◆ What you should do
Locate the string "EDDI" throughout the material and copy every line in which it occurs.

** begin **

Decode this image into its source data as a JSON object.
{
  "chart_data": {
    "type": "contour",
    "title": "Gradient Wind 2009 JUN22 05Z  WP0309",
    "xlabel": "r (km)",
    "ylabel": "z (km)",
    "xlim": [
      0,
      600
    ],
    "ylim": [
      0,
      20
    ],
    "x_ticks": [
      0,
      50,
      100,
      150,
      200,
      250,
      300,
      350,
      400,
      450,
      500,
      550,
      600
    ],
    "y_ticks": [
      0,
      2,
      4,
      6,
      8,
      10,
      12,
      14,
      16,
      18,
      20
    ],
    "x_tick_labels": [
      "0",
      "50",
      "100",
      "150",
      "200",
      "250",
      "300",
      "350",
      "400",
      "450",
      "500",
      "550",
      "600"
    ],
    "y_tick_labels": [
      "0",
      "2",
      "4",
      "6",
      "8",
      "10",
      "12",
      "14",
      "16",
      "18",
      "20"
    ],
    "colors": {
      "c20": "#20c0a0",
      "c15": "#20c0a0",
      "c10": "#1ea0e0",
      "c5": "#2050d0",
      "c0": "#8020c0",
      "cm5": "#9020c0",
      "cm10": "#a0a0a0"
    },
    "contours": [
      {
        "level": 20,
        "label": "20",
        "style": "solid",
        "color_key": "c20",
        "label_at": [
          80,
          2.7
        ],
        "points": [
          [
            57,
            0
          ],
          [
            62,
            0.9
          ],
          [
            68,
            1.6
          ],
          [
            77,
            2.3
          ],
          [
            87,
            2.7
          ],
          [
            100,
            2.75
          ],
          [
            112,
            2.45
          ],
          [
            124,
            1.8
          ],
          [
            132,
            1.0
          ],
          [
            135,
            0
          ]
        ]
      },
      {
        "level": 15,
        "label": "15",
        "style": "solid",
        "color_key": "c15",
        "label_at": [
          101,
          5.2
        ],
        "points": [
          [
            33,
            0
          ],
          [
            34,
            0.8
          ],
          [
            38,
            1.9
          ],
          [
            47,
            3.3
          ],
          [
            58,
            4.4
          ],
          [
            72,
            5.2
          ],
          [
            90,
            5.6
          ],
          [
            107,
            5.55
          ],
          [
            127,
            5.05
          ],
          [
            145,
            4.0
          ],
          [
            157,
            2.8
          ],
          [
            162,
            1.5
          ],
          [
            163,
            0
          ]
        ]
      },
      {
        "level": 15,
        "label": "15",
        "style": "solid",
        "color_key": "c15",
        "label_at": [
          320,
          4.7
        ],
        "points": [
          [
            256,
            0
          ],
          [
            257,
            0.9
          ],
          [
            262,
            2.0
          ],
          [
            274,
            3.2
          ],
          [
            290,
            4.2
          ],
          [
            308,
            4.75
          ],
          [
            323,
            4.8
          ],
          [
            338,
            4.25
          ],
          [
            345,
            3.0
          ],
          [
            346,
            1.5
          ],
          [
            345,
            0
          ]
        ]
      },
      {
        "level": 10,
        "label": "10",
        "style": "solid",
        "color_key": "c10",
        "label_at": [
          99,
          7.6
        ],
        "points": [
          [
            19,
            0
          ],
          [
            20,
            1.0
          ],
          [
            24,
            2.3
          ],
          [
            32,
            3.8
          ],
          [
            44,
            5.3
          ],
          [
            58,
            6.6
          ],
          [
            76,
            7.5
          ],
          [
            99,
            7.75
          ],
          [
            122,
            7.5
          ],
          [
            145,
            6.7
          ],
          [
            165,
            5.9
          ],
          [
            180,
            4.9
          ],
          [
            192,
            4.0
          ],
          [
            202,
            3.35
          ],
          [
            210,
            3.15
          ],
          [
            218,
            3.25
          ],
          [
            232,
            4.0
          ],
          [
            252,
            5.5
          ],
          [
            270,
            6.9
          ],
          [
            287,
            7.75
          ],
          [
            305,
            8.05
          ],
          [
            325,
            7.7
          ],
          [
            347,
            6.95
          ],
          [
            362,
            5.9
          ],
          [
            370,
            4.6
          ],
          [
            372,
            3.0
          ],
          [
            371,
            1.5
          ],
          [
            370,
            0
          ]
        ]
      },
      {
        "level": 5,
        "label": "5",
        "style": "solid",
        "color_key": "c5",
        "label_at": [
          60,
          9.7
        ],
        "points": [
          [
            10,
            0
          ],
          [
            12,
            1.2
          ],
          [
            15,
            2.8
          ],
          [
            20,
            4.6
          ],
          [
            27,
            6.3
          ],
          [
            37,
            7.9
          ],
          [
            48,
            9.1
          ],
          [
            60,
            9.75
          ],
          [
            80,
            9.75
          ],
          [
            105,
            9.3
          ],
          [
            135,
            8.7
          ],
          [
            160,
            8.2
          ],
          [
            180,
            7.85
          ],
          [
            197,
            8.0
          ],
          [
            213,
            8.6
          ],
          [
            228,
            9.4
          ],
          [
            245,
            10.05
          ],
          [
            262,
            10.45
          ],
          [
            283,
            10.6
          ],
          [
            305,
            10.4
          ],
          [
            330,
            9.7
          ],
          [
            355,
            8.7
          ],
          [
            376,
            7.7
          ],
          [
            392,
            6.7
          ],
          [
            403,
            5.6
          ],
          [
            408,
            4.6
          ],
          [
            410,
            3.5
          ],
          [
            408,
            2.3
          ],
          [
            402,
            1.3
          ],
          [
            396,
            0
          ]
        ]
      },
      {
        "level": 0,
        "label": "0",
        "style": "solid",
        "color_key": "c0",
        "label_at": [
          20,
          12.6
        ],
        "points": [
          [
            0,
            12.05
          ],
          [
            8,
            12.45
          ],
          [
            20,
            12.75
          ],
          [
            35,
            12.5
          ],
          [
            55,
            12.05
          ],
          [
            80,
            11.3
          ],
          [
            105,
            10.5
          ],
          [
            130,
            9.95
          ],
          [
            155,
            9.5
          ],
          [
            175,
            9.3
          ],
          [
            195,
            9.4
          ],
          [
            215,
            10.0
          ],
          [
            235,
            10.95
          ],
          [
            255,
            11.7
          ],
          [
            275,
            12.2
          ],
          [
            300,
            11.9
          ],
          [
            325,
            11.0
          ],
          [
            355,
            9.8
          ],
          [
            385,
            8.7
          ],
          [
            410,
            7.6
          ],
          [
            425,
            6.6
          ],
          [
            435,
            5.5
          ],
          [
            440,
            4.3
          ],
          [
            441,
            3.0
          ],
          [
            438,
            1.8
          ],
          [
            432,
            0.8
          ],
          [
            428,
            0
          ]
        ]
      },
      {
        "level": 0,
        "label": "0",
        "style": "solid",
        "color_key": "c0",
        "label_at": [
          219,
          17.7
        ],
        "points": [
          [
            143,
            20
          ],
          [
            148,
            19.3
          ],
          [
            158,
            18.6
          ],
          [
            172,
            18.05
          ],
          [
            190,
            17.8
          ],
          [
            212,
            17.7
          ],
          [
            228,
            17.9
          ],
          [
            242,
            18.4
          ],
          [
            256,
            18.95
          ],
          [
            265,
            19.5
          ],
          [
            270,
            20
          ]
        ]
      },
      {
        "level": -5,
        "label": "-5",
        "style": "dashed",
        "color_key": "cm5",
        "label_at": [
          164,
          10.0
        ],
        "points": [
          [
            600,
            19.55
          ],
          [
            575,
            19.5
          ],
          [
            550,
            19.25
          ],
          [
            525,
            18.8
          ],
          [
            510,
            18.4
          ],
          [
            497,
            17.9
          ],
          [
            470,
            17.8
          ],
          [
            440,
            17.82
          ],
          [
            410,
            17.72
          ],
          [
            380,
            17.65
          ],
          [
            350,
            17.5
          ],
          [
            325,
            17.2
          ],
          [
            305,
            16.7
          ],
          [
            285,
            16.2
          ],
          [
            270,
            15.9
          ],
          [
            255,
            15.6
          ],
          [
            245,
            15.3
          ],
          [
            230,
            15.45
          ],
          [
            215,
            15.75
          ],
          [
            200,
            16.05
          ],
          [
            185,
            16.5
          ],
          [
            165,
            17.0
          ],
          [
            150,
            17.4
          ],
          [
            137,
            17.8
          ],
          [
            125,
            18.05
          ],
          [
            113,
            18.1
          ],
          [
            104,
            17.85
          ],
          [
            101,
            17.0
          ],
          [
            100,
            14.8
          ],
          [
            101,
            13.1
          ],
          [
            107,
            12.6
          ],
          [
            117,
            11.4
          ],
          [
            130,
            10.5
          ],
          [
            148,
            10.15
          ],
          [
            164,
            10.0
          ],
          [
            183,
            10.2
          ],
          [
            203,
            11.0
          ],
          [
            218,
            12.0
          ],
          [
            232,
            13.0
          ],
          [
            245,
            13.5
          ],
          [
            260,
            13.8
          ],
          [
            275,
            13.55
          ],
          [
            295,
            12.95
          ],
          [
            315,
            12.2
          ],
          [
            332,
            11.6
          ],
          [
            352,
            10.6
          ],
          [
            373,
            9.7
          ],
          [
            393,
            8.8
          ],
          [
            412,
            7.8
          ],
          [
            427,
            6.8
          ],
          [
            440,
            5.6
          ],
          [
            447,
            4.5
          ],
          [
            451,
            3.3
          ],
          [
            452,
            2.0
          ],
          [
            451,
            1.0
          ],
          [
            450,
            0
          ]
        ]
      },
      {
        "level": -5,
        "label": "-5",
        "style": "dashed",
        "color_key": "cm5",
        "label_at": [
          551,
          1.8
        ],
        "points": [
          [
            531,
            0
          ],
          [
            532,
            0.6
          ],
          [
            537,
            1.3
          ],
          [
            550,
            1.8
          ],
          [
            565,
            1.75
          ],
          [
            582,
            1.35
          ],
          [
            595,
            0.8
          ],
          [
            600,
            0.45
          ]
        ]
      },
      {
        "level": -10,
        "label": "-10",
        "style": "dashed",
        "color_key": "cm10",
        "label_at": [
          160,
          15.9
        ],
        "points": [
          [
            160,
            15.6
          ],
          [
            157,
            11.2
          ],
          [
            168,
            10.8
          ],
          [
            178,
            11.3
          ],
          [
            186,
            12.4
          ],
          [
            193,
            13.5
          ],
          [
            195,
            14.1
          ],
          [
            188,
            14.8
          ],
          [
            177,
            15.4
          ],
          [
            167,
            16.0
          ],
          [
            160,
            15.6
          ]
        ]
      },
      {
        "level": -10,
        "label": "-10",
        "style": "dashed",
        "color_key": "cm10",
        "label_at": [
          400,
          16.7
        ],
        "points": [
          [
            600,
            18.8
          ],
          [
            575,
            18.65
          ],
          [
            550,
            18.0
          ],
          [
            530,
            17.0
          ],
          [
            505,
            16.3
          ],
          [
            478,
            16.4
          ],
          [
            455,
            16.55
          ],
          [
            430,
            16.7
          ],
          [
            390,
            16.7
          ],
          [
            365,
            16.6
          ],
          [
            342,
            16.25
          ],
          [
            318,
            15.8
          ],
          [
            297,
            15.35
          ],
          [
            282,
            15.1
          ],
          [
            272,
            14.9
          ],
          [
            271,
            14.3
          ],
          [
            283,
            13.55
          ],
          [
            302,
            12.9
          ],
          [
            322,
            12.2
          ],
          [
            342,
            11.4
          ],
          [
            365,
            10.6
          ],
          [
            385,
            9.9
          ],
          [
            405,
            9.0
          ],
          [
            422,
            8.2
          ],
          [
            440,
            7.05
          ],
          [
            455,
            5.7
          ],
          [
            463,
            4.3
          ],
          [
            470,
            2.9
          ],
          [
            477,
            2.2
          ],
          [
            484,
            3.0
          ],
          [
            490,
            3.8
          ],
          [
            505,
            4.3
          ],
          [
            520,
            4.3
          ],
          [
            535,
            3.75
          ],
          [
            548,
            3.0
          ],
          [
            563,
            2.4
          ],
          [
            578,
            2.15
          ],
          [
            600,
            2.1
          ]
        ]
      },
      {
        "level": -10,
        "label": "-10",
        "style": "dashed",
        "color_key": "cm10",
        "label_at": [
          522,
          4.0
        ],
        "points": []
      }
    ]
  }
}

** end **
** begin **

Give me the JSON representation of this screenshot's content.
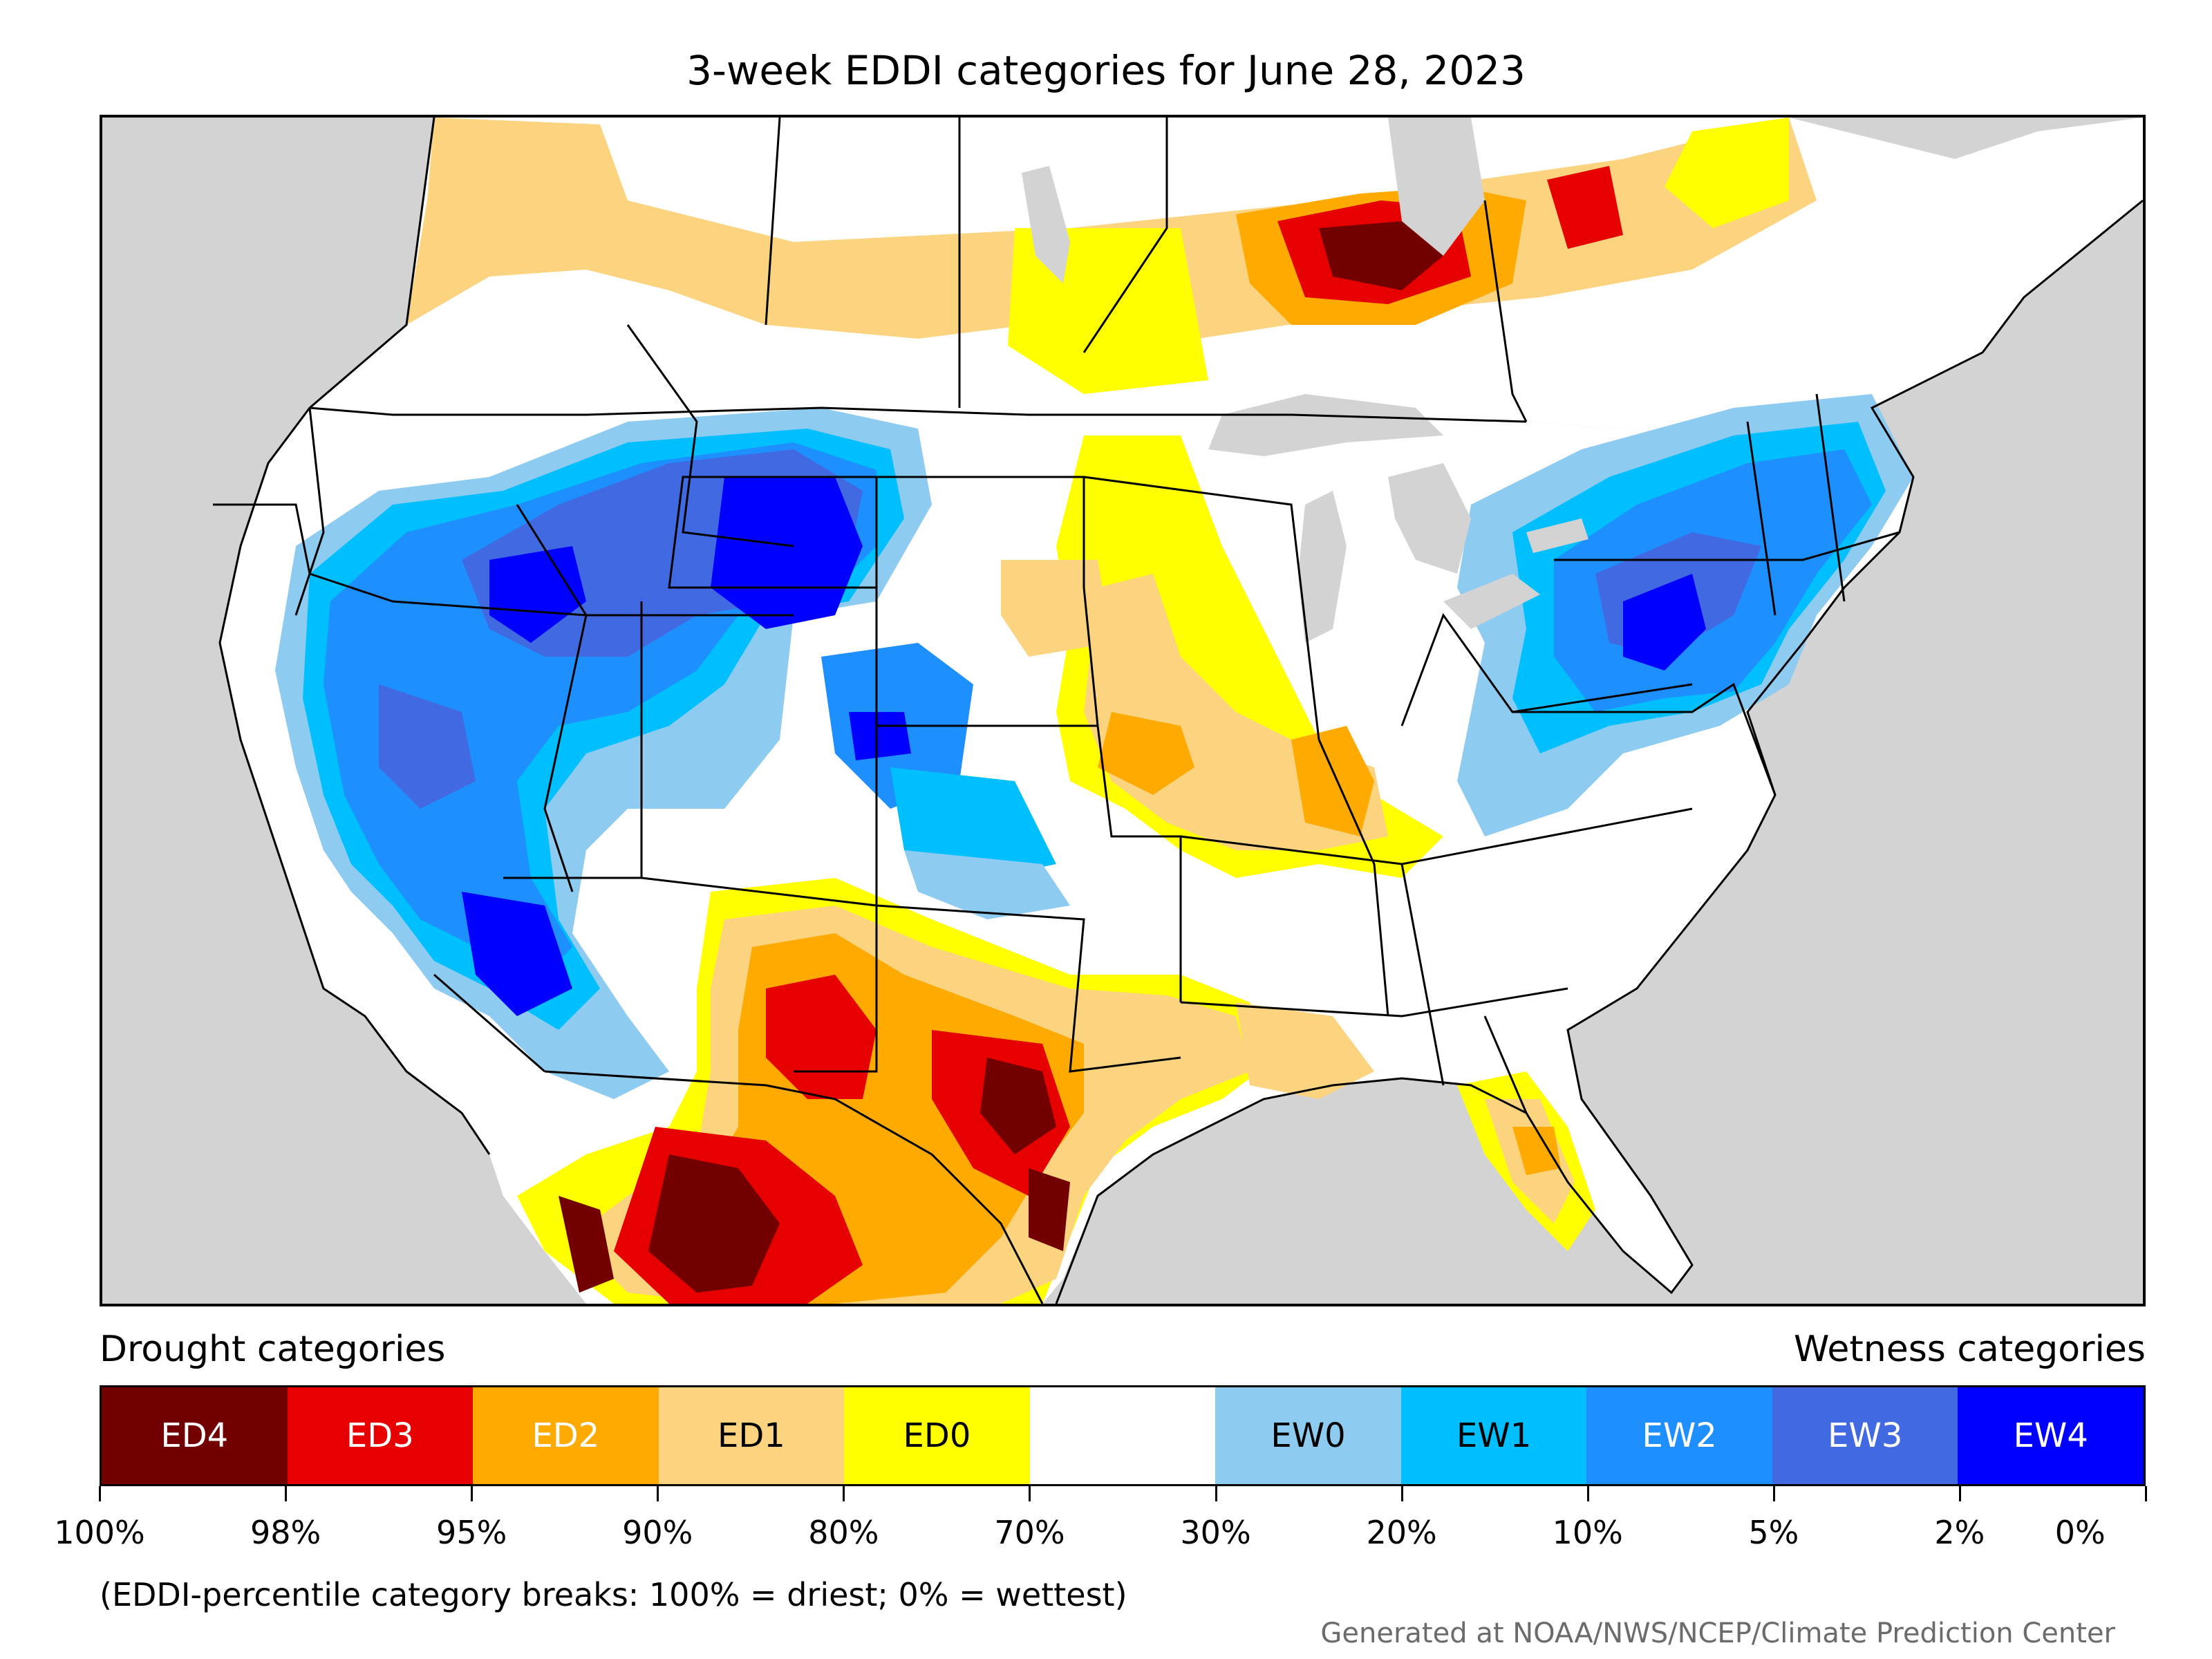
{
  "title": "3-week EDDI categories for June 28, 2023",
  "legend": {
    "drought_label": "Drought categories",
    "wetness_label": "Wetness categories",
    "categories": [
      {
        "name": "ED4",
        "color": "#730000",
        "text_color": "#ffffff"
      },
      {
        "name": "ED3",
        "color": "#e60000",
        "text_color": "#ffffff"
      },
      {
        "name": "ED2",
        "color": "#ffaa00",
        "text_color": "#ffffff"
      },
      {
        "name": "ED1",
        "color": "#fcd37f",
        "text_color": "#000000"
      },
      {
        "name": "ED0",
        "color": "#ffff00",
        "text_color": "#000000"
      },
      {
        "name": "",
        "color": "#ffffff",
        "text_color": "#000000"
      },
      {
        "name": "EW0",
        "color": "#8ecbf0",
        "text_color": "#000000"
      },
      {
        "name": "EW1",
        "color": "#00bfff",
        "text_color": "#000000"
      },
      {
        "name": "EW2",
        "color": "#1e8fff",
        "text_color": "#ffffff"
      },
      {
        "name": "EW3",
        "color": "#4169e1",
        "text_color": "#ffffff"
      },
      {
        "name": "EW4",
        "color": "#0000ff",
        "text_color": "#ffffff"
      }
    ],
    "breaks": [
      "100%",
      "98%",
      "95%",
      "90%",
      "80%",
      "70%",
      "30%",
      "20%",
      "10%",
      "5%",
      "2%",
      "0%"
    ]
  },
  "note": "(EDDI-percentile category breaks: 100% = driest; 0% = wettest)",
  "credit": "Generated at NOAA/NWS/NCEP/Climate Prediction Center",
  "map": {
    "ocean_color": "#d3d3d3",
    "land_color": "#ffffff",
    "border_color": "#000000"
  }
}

** end **
** begin **

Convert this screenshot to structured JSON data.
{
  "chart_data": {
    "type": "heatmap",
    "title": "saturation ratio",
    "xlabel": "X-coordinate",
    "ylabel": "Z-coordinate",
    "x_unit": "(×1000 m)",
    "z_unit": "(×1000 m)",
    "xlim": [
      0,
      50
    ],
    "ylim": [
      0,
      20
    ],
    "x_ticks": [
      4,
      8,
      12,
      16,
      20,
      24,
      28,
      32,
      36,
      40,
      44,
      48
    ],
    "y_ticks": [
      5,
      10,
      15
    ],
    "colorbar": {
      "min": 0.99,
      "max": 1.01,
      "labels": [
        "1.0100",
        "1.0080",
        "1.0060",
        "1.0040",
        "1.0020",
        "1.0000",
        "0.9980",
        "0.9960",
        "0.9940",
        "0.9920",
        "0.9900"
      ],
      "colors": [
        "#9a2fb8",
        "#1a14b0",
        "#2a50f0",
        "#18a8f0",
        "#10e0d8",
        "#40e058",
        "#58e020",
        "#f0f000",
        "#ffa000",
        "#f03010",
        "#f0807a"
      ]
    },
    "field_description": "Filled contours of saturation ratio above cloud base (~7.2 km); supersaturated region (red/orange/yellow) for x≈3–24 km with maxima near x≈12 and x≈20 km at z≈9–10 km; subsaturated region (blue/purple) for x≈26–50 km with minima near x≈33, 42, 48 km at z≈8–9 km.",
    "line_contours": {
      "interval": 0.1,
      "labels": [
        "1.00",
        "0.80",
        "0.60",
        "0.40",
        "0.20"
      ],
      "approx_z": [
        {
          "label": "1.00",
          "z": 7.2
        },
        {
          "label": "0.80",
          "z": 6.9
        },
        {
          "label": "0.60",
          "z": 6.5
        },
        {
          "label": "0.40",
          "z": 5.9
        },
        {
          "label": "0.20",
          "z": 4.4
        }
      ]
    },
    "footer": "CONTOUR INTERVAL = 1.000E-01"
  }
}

** end **

◆ Problem solution
  "title": "3-week EDDI categories for June 28, 2023",
  "note": "(EDDI-percentile category breaks: 100% = driest; 0% = wettest)",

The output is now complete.